▶ Available data:
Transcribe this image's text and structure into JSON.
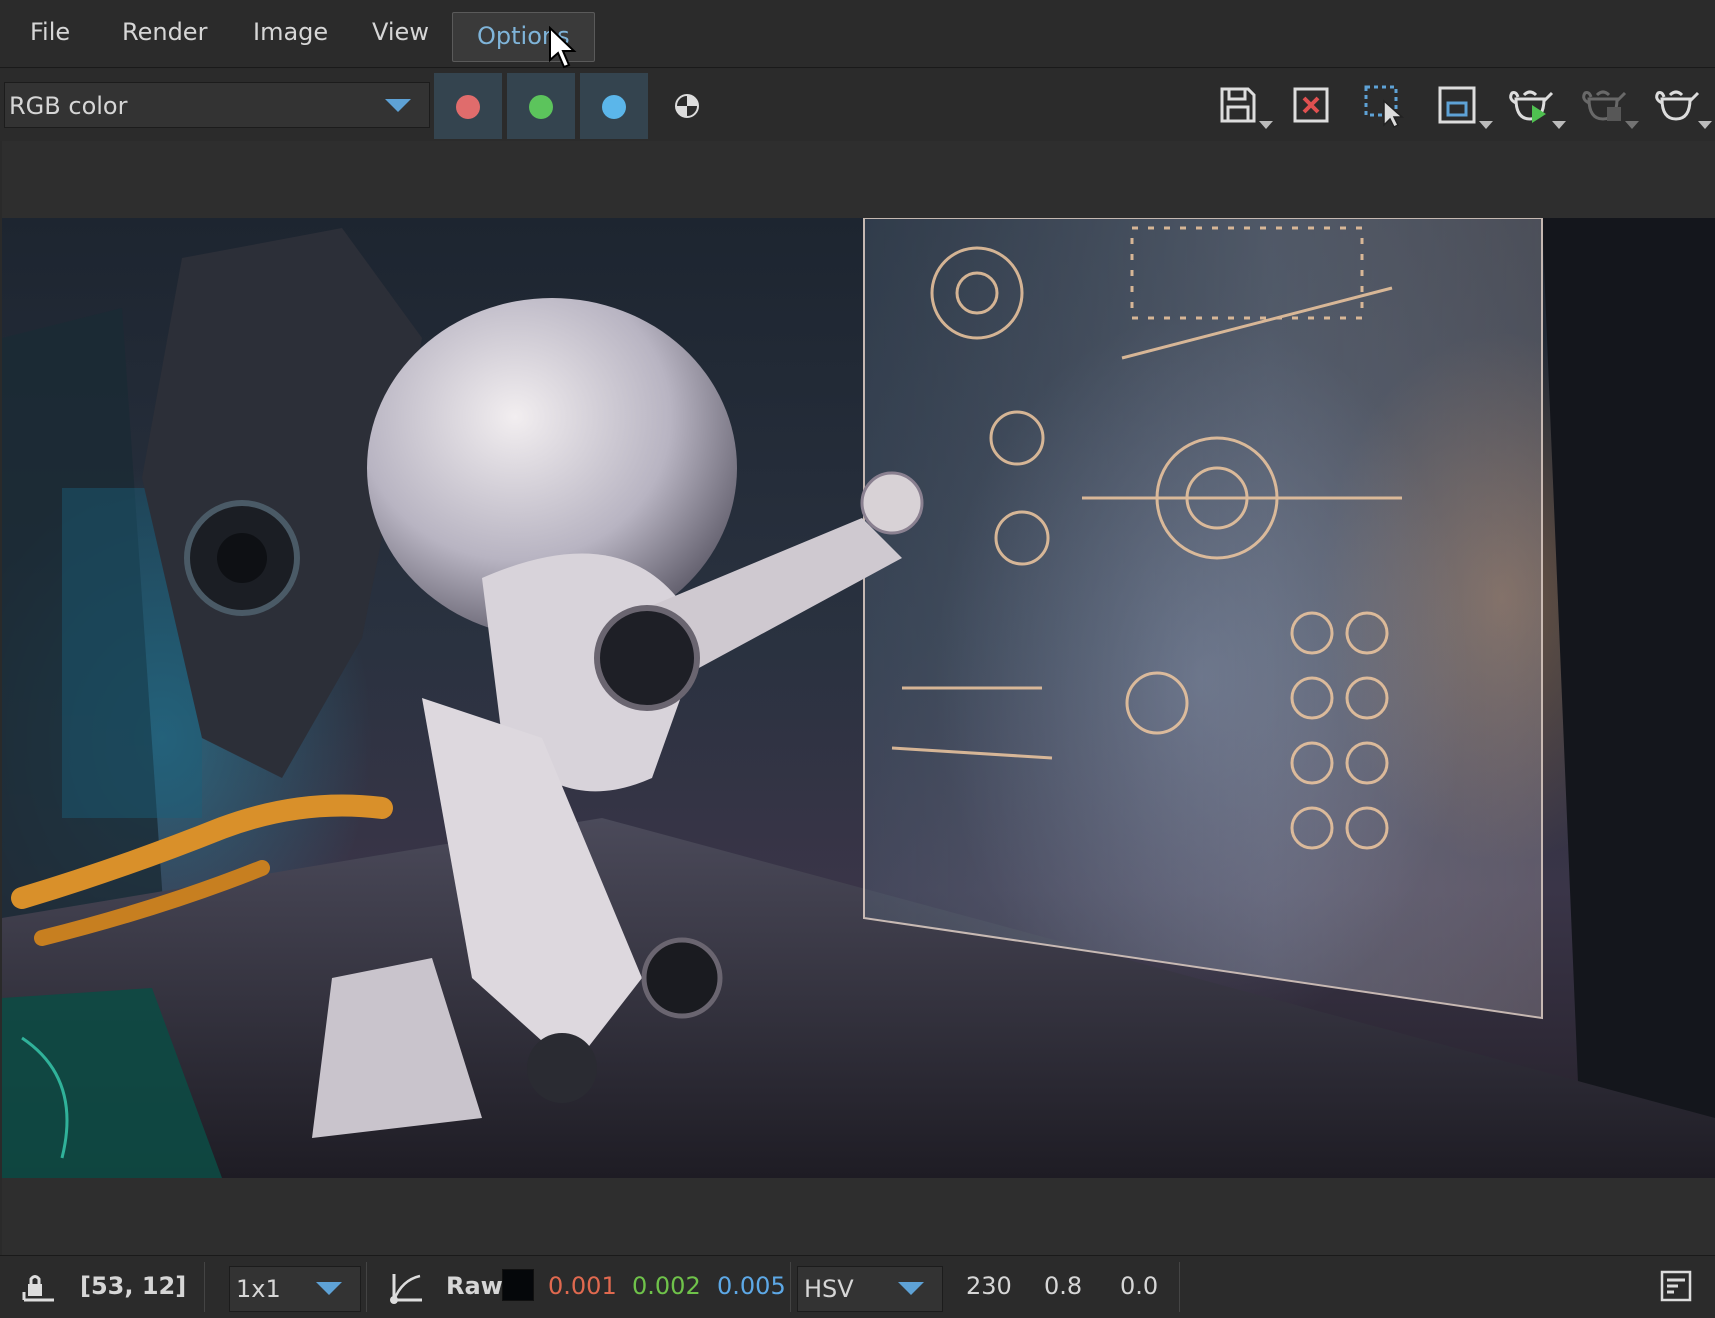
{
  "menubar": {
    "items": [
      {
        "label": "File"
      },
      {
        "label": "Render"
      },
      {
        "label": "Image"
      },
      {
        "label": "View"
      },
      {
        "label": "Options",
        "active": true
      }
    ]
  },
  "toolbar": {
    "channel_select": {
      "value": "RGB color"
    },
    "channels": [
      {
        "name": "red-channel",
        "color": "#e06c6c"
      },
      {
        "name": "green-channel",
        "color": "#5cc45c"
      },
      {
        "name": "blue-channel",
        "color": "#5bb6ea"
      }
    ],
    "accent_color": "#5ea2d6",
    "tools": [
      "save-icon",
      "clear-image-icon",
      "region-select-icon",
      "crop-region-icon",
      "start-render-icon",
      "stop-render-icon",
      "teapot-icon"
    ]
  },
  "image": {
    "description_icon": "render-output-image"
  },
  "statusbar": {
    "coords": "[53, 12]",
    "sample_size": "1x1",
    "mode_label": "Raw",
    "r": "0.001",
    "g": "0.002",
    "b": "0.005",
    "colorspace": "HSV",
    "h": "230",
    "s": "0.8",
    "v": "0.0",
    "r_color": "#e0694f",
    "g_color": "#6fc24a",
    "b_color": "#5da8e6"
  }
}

▶ What is required: Make an exact copy of all the material, but keep the pictures out of it.

▶ Output of the task:
Transcribe this image's text and structure into JSON.
{
  "menubar": {
    "items": [
      {
        "label": "File"
      },
      {
        "label": "Render"
      },
      {
        "label": "Image"
      },
      {
        "label": "View"
      },
      {
        "label": "Options",
        "active": true
      }
    ]
  },
  "toolbar": {
    "channel_select": {
      "value": "RGB color"
    },
    "channels": [
      {
        "name": "red-channel",
        "color": "#e06c6c"
      },
      {
        "name": "green-channel",
        "color": "#5cc45c"
      },
      {
        "name": "blue-channel",
        "color": "#5bb6ea"
      }
    ],
    "accent_color": "#5ea2d6",
    "tools": [
      "save-icon",
      "clear-image-icon",
      "region-select-icon",
      "crop-region-icon",
      "start-render-icon",
      "stop-render-icon",
      "teapot-icon"
    ]
  },
  "image": {
    "description_icon": "render-output-image"
  },
  "statusbar": {
    "coords": "[53, 12]",
    "sample_size": "1x1",
    "mode_label": "Raw",
    "r": "0.001",
    "g": "0.002",
    "b": "0.005",
    "colorspace": "HSV",
    "h": "230",
    "s": "0.8",
    "v": "0.0",
    "r_color": "#e0694f",
    "g_color": "#6fc24a",
    "b_color": "#5da8e6"
  }
}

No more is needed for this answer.